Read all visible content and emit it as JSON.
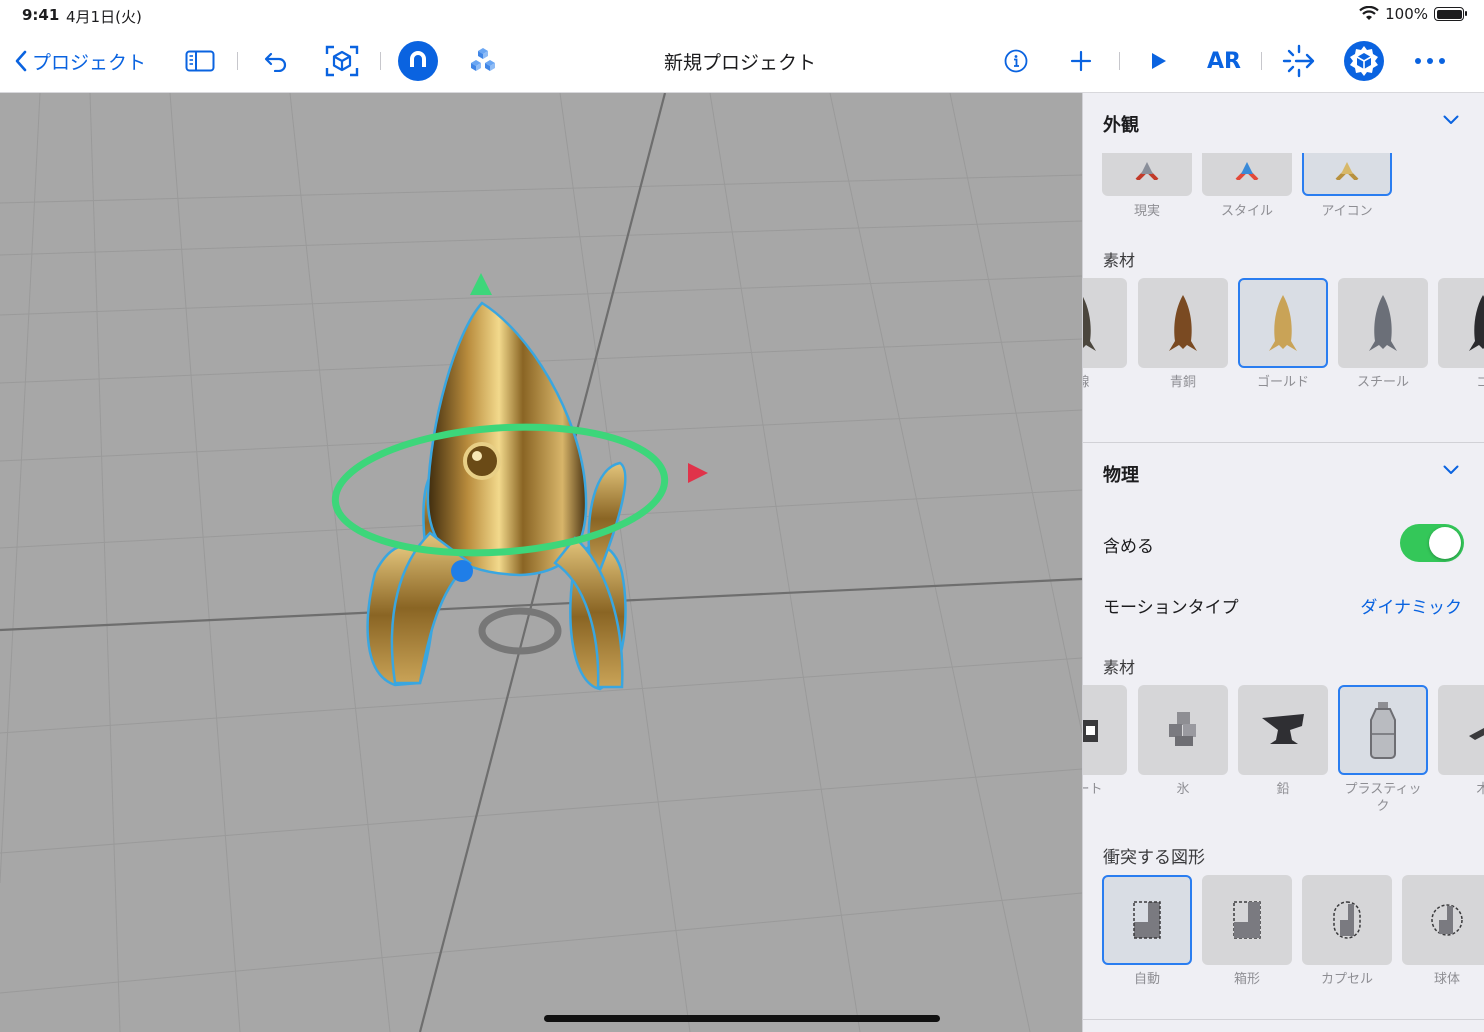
{
  "status_bar": {
    "time": "9:41",
    "date": "4月1日(火)",
    "battery": "100%"
  },
  "toolbar": {
    "back_label": "プロジェクト",
    "title": "新規プロジェクト",
    "ar_label": "AR",
    "accent_color": "#0a63e0"
  },
  "inspector": {
    "appearance": {
      "title": "外観",
      "styles": [
        {
          "label": "現実"
        },
        {
          "label": "スタイル"
        },
        {
          "label": "アイコン",
          "selected": true
        }
      ],
      "material_label": "素材",
      "materials": [
        {
          "label": "線"
        },
        {
          "label": "青銅"
        },
        {
          "label": "ゴールド",
          "selected": true
        },
        {
          "label": "スチール"
        },
        {
          "label": "ゴ"
        }
      ]
    },
    "physics": {
      "title": "物理",
      "include_label": "含める",
      "include_on": true,
      "motion_type_label": "モーションタイプ",
      "motion_type_value": "ダイナミック",
      "material_label": "素材",
      "materials": [
        {
          "label": "リート"
        },
        {
          "label": "氷"
        },
        {
          "label": "鉛"
        },
        {
          "label": "プラスティッ\nク",
          "selected": true
        },
        {
          "label": "木"
        }
      ],
      "collision_label": "衝突する図形",
      "shapes": [
        {
          "label": "自動",
          "selected": true
        },
        {
          "label": "箱形"
        },
        {
          "label": "カプセル"
        },
        {
          "label": "球体"
        }
      ]
    }
  }
}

:: Challenge ::
Quote the material word for word, dropping any images it holds.

:: Answer for the task ::
Read all visible content and emit it as JSON.
{
  "status_bar": {
    "time": "9:41",
    "date": "4月1日(火)",
    "battery": "100%"
  },
  "toolbar": {
    "back_label": "プロジェクト",
    "title": "新規プロジェクト",
    "ar_label": "AR",
    "accent_color": "#0a63e0"
  },
  "inspector": {
    "appearance": {
      "title": "外観",
      "styles": [
        {
          "label": "現実"
        },
        {
          "label": "スタイル"
        },
        {
          "label": "アイコン",
          "selected": true
        }
      ],
      "material_label": "素材",
      "materials": [
        {
          "label": "線"
        },
        {
          "label": "青銅"
        },
        {
          "label": "ゴールド",
          "selected": true
        },
        {
          "label": "スチール"
        },
        {
          "label": "ゴ"
        }
      ]
    },
    "physics": {
      "title": "物理",
      "include_label": "含める",
      "include_on": true,
      "motion_type_label": "モーションタイプ",
      "motion_type_value": "ダイナミック",
      "material_label": "素材",
      "materials": [
        {
          "label": "リート"
        },
        {
          "label": "氷"
        },
        {
          "label": "鉛"
        },
        {
          "label": "プラスティッ\nク",
          "selected": true
        },
        {
          "label": "木"
        }
      ],
      "collision_label": "衝突する図形",
      "shapes": [
        {
          "label": "自動",
          "selected": true
        },
        {
          "label": "箱形"
        },
        {
          "label": "カプセル"
        },
        {
          "label": "球体"
        }
      ]
    }
  }
}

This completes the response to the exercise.